* **Task description**: Look for the word "equal" in the entries below, then copy every line that has it.

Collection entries
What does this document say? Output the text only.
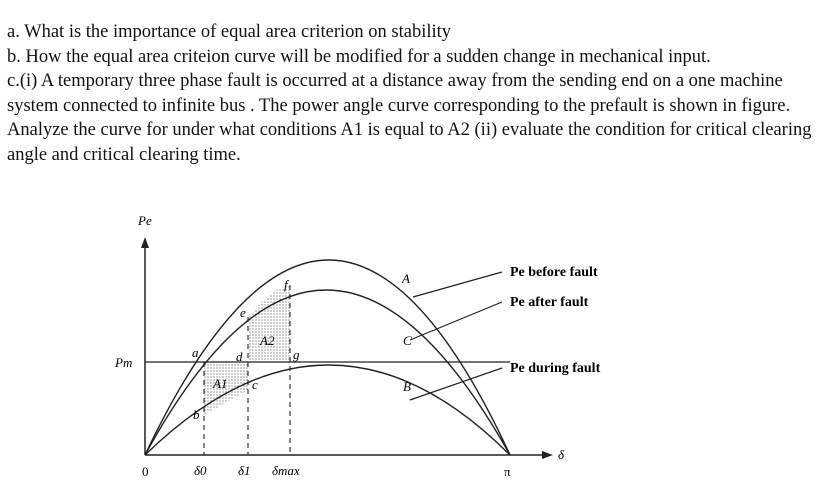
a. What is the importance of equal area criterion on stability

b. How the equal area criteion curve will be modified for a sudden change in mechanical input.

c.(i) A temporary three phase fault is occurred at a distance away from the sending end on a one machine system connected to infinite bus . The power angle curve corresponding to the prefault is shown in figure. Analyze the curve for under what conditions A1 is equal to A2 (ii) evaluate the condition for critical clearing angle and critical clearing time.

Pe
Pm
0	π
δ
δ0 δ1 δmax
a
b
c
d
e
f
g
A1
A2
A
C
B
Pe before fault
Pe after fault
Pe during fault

==

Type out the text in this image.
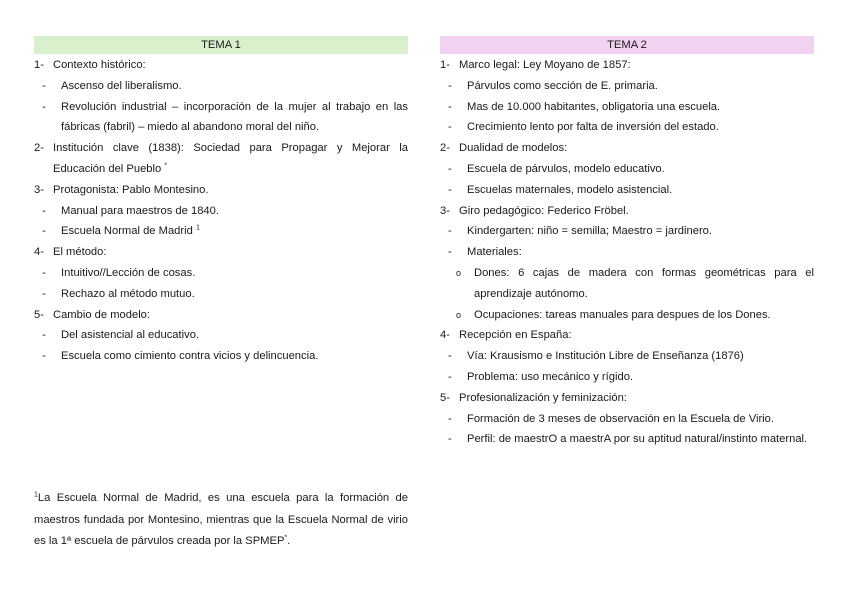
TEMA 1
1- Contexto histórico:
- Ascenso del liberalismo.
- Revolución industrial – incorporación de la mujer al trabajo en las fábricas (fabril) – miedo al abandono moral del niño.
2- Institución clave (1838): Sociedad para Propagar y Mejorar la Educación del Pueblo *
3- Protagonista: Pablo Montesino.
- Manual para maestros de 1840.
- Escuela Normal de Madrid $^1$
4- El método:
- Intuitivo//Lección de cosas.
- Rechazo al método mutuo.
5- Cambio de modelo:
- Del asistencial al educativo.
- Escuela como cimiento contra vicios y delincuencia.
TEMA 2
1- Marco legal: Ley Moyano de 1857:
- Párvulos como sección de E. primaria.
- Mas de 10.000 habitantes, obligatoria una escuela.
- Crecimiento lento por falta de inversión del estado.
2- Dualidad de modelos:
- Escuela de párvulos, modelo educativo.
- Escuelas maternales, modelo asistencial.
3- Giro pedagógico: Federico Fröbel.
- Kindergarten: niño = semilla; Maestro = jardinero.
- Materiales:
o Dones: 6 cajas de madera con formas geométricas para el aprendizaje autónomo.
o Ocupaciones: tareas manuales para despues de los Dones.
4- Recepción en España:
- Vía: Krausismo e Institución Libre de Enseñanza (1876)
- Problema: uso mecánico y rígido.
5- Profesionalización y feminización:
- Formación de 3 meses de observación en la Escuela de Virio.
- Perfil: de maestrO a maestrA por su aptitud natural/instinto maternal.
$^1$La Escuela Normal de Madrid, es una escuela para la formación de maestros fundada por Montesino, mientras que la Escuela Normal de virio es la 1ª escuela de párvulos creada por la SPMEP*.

* **Exercise solution**:
a. What is the importance of equal area criterion on stability
b. How the equal area criteion curve will be modified for a sudden change in mechanical input.
c.(i) A temporary three phase fault is occurred at a distance away from the sending end on a one machine system connected to infinite bus . The power angle curve corresponding to the prefault is shown in figure. Analyze the curve for under what conditions A1 is equal to A2 (ii) evaluate the condition for critical clearing angle and critical clearing time.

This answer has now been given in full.